== Exercise goal ==
Say the number of lines containing the string "annotation", and say nothing else.

== Input records ==
○ ○ ○ ○ ○
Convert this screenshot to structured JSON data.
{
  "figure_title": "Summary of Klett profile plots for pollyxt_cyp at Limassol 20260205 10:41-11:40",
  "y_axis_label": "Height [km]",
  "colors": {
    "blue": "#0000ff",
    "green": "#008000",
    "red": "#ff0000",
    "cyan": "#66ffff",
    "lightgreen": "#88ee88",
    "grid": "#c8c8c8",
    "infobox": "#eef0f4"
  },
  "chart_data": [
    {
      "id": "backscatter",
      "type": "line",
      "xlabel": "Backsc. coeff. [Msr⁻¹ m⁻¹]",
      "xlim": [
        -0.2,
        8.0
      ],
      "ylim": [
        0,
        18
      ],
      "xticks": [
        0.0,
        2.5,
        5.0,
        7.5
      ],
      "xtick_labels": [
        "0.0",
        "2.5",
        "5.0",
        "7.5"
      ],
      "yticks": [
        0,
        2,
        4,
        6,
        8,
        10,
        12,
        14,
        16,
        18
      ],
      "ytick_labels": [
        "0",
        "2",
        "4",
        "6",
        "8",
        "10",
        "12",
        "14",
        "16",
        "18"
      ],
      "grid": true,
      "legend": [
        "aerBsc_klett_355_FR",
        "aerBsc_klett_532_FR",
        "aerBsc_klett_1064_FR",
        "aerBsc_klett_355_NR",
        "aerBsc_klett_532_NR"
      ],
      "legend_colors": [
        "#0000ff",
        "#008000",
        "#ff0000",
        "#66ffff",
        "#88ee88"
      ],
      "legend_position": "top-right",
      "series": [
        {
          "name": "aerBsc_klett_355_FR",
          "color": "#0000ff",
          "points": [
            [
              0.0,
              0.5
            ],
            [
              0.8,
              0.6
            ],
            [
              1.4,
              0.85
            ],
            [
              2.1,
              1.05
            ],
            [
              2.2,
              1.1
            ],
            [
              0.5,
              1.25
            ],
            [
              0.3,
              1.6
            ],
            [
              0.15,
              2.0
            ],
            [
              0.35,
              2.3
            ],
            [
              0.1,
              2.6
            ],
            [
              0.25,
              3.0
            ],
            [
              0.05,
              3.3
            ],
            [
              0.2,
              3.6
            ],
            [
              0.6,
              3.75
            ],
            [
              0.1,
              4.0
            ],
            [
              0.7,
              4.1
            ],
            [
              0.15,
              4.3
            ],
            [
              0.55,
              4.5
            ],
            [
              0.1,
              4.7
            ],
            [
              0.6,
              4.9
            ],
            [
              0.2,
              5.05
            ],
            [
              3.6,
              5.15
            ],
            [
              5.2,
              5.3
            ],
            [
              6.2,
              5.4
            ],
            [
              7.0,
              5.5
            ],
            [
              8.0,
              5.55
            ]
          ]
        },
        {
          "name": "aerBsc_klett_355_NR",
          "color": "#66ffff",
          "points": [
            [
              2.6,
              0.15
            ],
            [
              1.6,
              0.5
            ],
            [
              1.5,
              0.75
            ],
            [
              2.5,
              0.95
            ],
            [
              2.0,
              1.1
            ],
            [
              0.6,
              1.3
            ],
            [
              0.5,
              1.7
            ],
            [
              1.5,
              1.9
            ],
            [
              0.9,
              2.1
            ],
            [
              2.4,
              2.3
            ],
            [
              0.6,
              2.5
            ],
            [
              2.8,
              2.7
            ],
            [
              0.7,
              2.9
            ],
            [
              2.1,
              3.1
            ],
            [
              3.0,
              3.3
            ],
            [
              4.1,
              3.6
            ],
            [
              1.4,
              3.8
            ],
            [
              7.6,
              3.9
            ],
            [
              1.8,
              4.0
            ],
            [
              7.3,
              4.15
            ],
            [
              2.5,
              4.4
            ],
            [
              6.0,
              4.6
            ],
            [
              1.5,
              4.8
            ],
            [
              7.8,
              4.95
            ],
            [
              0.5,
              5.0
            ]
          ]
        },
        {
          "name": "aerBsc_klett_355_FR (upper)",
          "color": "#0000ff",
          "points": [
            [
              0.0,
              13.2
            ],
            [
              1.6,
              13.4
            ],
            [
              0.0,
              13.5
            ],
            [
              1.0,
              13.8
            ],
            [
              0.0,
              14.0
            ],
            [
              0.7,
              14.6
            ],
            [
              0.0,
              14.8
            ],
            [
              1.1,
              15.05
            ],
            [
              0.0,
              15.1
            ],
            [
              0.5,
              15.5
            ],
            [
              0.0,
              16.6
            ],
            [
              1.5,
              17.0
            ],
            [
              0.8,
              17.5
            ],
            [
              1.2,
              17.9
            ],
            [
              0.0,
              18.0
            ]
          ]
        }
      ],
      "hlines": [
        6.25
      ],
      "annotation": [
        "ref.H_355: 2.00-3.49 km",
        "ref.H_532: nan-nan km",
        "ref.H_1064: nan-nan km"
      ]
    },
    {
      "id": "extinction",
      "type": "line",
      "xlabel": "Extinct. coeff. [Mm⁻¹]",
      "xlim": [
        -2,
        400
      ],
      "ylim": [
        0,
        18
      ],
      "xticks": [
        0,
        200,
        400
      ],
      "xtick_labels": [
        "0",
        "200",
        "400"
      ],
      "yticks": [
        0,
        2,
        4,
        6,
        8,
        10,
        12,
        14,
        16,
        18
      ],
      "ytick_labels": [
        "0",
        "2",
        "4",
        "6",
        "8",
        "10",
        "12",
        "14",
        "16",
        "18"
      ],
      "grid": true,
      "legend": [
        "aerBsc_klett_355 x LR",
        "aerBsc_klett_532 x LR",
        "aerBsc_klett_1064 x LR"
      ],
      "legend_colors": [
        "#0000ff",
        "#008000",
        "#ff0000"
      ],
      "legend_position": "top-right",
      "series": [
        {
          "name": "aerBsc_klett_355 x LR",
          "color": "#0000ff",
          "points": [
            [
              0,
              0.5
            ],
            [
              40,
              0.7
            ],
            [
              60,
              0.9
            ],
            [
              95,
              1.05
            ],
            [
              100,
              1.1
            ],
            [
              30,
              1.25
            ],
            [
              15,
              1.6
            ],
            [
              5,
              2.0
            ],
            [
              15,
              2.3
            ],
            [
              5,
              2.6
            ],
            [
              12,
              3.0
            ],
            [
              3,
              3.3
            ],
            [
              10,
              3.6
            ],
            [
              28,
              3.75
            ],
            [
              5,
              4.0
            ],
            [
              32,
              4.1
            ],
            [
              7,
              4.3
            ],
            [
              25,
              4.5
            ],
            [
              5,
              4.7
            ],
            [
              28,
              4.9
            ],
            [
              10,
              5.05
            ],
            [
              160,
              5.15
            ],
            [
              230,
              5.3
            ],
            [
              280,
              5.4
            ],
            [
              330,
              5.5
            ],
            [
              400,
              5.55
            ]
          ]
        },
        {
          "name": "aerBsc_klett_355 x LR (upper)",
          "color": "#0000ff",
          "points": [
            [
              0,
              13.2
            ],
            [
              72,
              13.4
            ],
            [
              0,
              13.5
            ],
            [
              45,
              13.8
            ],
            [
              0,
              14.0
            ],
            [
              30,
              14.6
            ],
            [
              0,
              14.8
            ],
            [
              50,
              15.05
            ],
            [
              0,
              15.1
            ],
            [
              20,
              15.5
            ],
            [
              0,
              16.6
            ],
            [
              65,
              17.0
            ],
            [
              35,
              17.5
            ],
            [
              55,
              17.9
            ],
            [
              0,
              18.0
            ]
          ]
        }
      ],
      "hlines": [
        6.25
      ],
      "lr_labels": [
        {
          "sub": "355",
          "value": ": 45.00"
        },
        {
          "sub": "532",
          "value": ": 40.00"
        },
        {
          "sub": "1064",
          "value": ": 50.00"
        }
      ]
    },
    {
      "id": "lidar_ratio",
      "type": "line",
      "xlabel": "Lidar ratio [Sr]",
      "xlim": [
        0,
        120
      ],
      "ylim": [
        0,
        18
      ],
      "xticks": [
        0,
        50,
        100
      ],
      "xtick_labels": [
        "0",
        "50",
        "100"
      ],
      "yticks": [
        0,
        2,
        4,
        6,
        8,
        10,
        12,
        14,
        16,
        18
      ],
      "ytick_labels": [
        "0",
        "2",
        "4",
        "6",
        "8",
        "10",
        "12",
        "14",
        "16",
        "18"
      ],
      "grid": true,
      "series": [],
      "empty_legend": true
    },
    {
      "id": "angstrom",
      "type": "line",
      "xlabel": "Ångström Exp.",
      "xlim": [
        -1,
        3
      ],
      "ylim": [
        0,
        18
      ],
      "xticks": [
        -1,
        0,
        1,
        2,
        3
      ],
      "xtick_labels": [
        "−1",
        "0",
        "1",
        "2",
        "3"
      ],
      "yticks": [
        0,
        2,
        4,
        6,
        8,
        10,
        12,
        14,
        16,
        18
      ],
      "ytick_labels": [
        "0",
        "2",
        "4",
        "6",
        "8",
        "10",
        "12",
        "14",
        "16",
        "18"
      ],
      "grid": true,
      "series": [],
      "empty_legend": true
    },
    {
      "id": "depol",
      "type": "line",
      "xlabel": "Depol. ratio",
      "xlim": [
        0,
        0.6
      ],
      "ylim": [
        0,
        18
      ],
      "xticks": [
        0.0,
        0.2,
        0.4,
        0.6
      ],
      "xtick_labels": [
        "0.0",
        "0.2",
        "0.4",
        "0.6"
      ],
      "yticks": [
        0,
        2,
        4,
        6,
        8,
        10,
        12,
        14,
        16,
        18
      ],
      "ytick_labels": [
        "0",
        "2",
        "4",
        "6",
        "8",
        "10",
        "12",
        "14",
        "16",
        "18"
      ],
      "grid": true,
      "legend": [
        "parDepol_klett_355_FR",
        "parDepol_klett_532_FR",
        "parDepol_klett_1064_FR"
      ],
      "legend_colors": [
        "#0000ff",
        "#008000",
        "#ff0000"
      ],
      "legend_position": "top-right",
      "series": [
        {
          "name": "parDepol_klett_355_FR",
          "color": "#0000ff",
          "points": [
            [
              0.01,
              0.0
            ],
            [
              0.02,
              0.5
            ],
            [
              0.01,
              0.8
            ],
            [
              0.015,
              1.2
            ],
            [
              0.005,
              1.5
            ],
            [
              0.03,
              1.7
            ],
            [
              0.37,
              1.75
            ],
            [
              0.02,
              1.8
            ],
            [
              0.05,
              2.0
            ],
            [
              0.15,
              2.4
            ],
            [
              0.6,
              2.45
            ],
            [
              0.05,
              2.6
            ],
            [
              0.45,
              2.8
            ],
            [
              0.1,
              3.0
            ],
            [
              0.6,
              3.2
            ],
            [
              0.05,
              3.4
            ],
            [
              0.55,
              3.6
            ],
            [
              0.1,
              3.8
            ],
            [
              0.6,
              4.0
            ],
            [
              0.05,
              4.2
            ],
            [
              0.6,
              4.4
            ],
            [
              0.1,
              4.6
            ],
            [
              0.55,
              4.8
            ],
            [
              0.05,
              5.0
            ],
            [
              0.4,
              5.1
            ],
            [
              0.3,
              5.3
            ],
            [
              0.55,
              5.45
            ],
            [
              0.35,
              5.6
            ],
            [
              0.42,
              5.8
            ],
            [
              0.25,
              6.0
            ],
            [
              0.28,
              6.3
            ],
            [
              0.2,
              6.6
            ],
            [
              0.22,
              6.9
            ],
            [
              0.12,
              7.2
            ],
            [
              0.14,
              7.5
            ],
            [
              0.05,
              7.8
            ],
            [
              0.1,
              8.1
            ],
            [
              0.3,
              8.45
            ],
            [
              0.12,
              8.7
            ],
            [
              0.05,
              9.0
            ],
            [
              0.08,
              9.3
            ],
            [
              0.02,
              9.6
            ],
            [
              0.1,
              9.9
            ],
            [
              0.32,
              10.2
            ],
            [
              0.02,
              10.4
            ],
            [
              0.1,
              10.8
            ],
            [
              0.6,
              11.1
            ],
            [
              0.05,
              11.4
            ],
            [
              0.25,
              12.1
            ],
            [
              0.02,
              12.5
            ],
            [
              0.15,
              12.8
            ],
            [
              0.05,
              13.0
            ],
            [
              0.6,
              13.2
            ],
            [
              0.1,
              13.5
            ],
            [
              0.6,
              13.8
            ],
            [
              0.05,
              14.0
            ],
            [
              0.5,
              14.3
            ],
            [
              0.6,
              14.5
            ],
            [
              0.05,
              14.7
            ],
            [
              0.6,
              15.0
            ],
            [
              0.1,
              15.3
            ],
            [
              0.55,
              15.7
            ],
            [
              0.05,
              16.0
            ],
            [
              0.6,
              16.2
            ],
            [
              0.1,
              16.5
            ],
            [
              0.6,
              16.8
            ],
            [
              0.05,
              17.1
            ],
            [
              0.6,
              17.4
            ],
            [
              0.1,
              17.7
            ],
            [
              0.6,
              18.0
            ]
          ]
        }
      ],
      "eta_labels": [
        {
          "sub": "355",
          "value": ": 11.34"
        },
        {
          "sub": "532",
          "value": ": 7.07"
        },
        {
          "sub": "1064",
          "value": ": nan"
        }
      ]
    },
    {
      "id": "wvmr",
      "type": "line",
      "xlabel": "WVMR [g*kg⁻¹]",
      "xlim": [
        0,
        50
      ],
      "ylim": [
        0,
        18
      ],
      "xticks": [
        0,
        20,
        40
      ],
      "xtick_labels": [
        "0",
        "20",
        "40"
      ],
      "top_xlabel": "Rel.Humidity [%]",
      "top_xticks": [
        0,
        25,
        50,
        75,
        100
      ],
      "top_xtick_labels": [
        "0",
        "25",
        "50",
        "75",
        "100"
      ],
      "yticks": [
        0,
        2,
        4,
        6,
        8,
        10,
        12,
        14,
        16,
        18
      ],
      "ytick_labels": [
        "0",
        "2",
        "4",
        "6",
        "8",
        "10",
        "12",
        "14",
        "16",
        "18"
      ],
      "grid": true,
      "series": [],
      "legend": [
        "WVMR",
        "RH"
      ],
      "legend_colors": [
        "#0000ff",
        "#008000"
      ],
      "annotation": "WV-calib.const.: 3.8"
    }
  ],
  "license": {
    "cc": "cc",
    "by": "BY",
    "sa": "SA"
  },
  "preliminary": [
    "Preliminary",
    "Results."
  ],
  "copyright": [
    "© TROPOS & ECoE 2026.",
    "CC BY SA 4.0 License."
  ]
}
○ ○ ○ ○ ○
== The reply ==
2